### To be done
Where the string "text" occurs in the material below, report the whole line.

[Data entries]
(begin)

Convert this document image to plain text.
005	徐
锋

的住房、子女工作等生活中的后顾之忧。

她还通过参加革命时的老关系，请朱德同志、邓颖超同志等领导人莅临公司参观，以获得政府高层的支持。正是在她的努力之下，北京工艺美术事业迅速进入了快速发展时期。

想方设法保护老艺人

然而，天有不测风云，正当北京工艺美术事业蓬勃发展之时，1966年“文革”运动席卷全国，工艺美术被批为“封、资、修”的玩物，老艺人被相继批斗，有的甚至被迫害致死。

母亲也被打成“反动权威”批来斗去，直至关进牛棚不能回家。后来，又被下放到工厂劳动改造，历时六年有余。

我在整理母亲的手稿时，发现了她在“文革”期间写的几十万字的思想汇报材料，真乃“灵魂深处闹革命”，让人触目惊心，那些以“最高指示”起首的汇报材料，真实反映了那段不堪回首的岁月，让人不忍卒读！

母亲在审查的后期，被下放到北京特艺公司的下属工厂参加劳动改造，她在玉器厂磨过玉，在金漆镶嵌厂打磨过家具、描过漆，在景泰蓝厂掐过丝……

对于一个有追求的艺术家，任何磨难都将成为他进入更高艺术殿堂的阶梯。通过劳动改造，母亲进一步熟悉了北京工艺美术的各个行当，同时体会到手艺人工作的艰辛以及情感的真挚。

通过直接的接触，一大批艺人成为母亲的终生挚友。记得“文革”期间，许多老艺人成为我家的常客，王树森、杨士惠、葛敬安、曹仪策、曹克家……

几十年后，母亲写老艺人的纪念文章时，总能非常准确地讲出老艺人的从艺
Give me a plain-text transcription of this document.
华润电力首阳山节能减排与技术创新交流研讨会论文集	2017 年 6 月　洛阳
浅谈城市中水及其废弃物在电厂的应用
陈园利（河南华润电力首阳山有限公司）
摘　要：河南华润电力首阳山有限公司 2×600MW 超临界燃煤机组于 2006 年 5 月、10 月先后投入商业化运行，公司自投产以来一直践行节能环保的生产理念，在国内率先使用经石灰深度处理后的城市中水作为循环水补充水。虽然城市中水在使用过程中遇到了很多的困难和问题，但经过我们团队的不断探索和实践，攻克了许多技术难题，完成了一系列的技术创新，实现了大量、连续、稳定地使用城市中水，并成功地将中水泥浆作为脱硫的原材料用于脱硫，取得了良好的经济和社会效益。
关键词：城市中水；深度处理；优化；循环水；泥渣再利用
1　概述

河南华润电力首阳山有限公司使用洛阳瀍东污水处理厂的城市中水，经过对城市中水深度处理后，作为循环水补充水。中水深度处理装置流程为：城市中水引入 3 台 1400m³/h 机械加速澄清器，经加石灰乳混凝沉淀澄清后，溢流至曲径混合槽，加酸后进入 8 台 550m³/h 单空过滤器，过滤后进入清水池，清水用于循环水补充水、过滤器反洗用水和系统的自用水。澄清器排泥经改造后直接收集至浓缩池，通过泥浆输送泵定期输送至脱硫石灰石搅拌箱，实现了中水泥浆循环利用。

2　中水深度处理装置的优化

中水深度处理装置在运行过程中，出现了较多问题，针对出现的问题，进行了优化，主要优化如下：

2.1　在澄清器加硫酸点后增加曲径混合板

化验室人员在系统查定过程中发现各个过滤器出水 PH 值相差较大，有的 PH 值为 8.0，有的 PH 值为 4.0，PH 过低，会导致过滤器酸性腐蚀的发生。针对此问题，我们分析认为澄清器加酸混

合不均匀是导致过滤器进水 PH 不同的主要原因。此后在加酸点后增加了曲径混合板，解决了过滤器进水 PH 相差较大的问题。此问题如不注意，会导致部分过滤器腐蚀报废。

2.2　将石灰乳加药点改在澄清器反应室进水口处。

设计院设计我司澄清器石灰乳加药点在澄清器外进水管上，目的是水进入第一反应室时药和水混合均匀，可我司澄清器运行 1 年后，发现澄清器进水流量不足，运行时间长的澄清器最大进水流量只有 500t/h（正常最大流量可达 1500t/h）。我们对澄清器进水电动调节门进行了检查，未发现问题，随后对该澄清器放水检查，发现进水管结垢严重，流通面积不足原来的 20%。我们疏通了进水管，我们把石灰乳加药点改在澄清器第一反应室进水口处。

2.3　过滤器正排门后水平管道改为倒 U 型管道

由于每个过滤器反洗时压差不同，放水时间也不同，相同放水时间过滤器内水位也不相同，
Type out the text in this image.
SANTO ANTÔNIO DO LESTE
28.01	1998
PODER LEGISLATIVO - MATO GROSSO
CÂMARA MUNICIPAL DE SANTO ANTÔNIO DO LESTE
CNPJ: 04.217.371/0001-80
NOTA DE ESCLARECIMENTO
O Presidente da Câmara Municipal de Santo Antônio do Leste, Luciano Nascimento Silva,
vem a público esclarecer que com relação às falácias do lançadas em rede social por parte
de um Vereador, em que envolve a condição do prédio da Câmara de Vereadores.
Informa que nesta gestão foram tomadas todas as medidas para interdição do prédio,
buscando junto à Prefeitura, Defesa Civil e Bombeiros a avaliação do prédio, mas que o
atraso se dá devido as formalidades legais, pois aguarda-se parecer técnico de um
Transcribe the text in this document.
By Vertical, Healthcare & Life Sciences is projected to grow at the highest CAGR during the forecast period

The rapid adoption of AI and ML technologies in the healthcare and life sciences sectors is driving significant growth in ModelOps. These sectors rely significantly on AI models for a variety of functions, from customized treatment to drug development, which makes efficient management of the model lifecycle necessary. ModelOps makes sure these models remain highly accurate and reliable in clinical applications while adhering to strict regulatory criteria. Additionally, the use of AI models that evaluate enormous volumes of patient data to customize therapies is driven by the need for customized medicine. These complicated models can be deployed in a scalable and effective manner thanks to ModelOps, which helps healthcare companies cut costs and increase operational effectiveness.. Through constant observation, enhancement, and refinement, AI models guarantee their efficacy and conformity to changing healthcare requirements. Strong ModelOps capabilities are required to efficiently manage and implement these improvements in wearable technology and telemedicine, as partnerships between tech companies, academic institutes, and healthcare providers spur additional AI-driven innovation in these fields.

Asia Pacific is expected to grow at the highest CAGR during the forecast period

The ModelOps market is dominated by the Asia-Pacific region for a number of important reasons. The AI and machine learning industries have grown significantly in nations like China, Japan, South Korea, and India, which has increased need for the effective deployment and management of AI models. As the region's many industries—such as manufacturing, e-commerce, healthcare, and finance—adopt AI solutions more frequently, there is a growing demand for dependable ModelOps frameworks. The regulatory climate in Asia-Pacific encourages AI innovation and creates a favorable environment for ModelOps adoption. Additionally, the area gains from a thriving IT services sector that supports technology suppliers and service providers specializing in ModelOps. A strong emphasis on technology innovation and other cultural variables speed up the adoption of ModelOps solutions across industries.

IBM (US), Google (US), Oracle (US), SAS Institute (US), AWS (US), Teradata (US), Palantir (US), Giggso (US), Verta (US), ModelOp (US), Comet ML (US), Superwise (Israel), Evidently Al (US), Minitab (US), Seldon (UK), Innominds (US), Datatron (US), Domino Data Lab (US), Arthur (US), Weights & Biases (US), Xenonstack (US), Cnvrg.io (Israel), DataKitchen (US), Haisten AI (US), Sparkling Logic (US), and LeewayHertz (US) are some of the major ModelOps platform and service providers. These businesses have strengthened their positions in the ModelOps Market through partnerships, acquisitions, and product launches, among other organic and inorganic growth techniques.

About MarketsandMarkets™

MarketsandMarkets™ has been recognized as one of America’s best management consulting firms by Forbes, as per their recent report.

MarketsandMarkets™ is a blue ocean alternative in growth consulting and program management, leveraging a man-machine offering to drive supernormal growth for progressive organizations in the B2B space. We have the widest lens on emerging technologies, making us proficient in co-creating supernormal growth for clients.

(end)

### Solution for this problem
Convert this document image to plain text.
Give me a plain-text transcription of this document.
Type out the text in this image.
Transcribe the text in this document.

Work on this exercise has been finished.